# Start of Input material

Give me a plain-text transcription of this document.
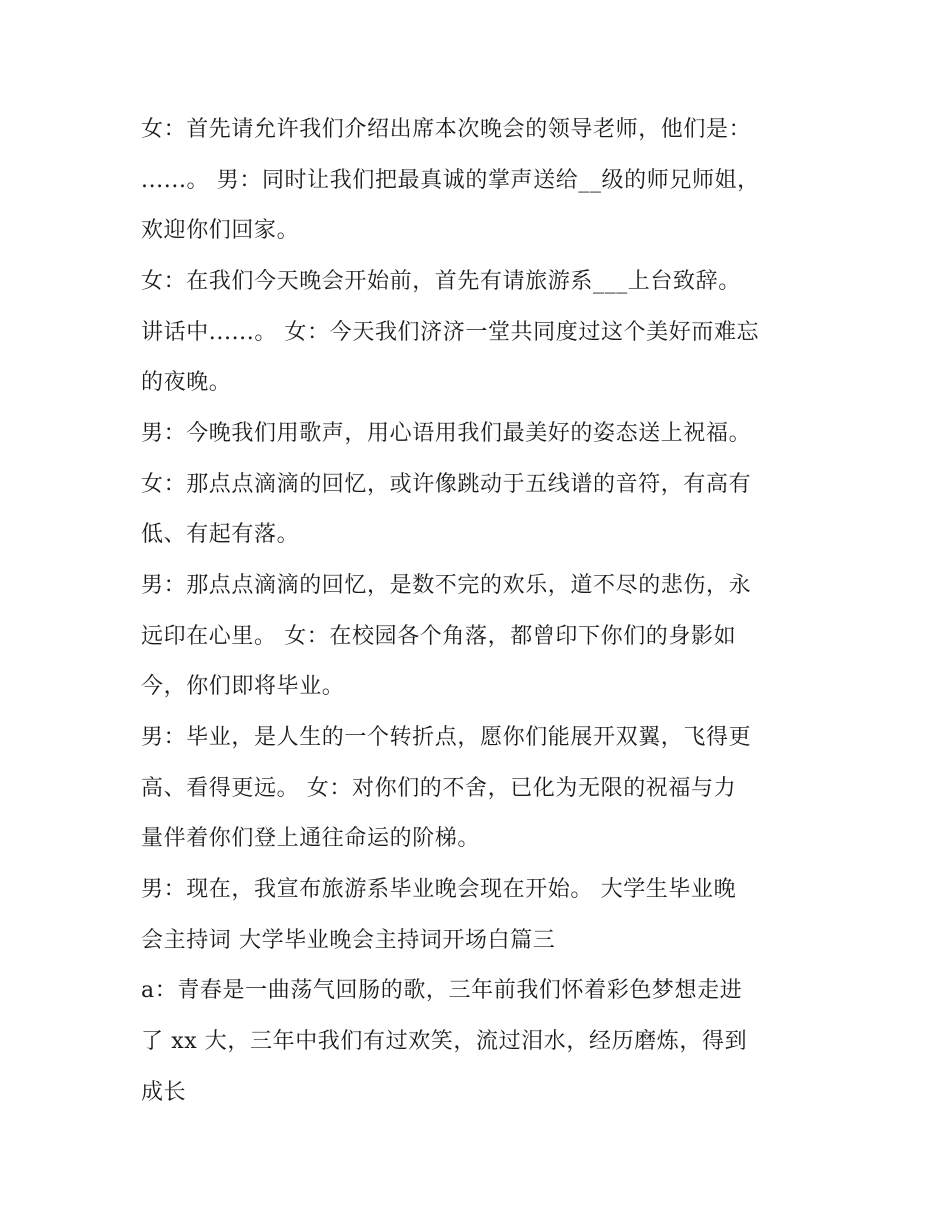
女：首先请允许我们介绍出席本次晚会的领导老师，他们是：
......。 男：同时让我们把最真诚的掌声送给__级的师兄师姐，
欢迎你们回家。
女：在我们今天晚会开始前，首先有请旅游系___上台致辞。
讲话中......。 女：今天我们济济一堂共同度过这个美好而难忘
的夜晚。
男：今晚我们用歌声，用心语用我们最美好的姿态送上祝福。
女：那点点滴滴的回忆，或许像跳动于五线谱的音符，有高有
低、有起有落。
男：那点点滴滴的回忆，是数不完的欢乐，道不尽的悲伤，永
远印在心里。 女：在校园各个角落，都曾印下你们的身影如
今，你们即将毕业。
男：毕业，是人生的一个转折点，愿你们能展开双翼，飞得更
高、看得更远。 女：对你们的不舍，已化为无限的祝福与力
量伴着你们登上通往命运的阶梯。
男：现在，我宣布旅游系毕业晚会现在开始。 大学生毕业晚
会主持词 大学毕业晚会主持词开场白篇三
a：青春是一曲荡气回肠的歌，三年前我们怀着彩色梦想走进
了 xx 大，三年中我们有过欢笑，流过泪水，经历磨炼，得到
成长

# End of Input material

Task to carry out: Return all of the data exactly as written, and drop the pictures.

Written solution:
Give me a plain-text transcription of this document.
女：首先请允许我们介绍出席本次晚会的领导老师，他们是：
......。 男：同时让我们把最真诚的掌声送给__级的师兄师姐，
欢迎你们回家。
女：在我们今天晚会开始前，首先有请旅游系___上台致辞。
讲话中......。 女：今天我们济济一堂共同度过这个美好而难忘
的夜晚。
男：今晚我们用歌声，用心语用我们最美好的姿态送上祝福。
女：那点点滴滴的回忆，或许像跳动于五线谱的音符，有高有
低、有起有落。
男：那点点滴滴的回忆，是数不完的欢乐，道不尽的悲伤，永
远印在心里。 女：在校园各个角落，都曾印下你们的身影如
今，你们即将毕业。
男：毕业，是人生的一个转折点，愿你们能展开双翼，飞得更
高、看得更远。 女：对你们的不舍，已化为无限的祝福与力
量伴着你们登上通往命运的阶梯。
男：现在，我宣布旅游系毕业晚会现在开始。 大学生毕业晚
会主持词 大学毕业晚会主持词开场白篇三
a：青春是一曲荡气回肠的歌，三年前我们怀着彩色梦想走进
了 xx 大，三年中我们有过欢笑，流过泪水，经历磨炼，得到
成长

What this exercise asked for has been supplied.